* [AIM OF THE EXERCISE]:
Which lines hold the word "number"? Copy each of them.

* [EXTRACTED RECORDS]:

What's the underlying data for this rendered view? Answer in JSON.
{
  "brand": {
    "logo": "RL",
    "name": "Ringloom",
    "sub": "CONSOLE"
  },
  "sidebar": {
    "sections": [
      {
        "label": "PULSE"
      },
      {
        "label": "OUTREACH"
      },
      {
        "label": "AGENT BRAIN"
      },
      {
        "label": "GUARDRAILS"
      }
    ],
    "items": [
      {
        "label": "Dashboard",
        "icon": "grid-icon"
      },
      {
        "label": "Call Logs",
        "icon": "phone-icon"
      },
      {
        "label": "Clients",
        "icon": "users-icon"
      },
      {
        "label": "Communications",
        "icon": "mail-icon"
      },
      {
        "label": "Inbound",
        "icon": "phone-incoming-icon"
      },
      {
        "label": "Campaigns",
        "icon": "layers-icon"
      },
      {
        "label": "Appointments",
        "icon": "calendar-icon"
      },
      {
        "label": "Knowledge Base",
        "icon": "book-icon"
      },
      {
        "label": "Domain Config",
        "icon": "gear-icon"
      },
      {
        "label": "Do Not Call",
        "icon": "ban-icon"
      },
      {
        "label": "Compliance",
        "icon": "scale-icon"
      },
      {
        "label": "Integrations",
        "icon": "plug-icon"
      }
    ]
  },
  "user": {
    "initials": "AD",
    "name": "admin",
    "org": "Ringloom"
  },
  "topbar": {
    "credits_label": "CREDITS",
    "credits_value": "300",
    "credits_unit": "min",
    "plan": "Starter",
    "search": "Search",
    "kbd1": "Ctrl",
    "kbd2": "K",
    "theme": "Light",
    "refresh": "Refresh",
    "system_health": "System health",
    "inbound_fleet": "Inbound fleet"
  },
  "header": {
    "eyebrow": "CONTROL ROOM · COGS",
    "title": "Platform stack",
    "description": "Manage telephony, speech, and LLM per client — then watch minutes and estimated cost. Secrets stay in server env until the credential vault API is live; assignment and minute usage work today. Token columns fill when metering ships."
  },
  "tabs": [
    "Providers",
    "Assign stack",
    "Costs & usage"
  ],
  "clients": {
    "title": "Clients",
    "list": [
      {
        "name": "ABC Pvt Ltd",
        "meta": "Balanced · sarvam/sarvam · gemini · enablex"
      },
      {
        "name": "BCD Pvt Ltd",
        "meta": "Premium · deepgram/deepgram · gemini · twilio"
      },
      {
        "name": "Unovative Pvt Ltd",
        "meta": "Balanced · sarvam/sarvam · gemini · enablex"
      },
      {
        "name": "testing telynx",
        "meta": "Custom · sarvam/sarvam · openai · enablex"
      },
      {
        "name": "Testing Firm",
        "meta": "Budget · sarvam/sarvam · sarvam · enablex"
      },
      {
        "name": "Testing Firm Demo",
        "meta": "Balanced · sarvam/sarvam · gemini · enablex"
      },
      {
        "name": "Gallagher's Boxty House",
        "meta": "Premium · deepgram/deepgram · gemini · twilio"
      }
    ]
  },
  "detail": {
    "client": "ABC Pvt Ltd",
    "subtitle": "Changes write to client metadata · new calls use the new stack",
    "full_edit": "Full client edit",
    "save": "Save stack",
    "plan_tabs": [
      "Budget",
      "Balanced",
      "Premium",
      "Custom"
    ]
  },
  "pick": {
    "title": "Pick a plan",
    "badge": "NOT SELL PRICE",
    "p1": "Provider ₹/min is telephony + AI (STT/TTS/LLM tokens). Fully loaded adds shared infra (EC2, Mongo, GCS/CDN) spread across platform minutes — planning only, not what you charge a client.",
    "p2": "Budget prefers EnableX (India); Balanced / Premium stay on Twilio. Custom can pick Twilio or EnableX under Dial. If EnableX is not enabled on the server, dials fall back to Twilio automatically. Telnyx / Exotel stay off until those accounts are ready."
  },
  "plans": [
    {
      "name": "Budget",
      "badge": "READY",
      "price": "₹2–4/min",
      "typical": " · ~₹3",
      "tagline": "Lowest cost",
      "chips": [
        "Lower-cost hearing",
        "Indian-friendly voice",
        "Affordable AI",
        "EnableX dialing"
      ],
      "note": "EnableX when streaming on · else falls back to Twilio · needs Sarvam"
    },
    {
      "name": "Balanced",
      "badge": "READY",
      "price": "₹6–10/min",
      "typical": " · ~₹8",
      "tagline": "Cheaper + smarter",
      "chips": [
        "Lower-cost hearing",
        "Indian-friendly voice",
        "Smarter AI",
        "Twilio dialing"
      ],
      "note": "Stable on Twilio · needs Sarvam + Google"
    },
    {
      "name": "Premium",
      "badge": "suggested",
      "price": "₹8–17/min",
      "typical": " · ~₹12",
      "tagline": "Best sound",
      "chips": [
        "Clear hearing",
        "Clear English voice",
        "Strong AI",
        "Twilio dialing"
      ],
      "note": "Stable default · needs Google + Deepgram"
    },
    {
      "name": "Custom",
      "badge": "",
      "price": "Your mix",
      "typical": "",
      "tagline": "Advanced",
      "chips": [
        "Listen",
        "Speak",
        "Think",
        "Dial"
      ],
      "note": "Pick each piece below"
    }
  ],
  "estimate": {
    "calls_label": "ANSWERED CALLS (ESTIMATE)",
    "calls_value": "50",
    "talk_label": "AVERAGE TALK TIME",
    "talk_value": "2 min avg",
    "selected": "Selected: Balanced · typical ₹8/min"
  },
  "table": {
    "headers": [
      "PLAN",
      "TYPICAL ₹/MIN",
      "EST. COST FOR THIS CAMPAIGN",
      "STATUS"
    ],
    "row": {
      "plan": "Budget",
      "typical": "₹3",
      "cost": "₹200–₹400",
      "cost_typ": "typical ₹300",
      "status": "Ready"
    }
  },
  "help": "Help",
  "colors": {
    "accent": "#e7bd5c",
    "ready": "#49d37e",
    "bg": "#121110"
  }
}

---

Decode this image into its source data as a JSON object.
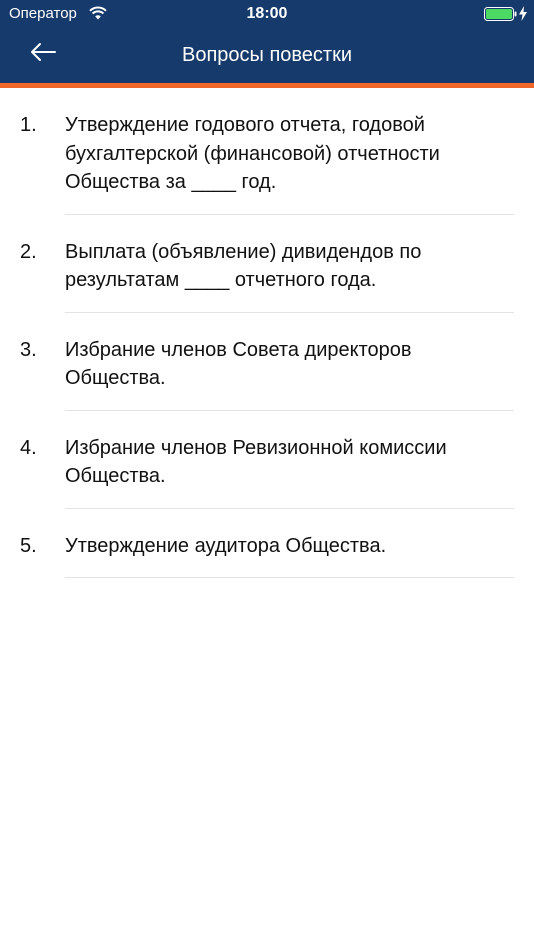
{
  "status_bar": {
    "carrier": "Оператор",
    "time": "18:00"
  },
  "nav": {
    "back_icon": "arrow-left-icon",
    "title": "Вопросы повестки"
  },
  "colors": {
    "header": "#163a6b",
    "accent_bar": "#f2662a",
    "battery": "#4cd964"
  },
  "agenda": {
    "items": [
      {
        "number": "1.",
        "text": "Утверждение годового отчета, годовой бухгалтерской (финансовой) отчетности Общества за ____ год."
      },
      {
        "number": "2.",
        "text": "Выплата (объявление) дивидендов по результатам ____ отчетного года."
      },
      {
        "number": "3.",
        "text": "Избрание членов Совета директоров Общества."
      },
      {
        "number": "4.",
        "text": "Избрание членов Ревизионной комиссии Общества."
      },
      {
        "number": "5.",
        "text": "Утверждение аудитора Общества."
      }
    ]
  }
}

* [COMPLETE RESPONSE]:
        "number": "1.",
        "number": "2.",
        "number": "3.",
        "number": "4.",
        "number": "5.",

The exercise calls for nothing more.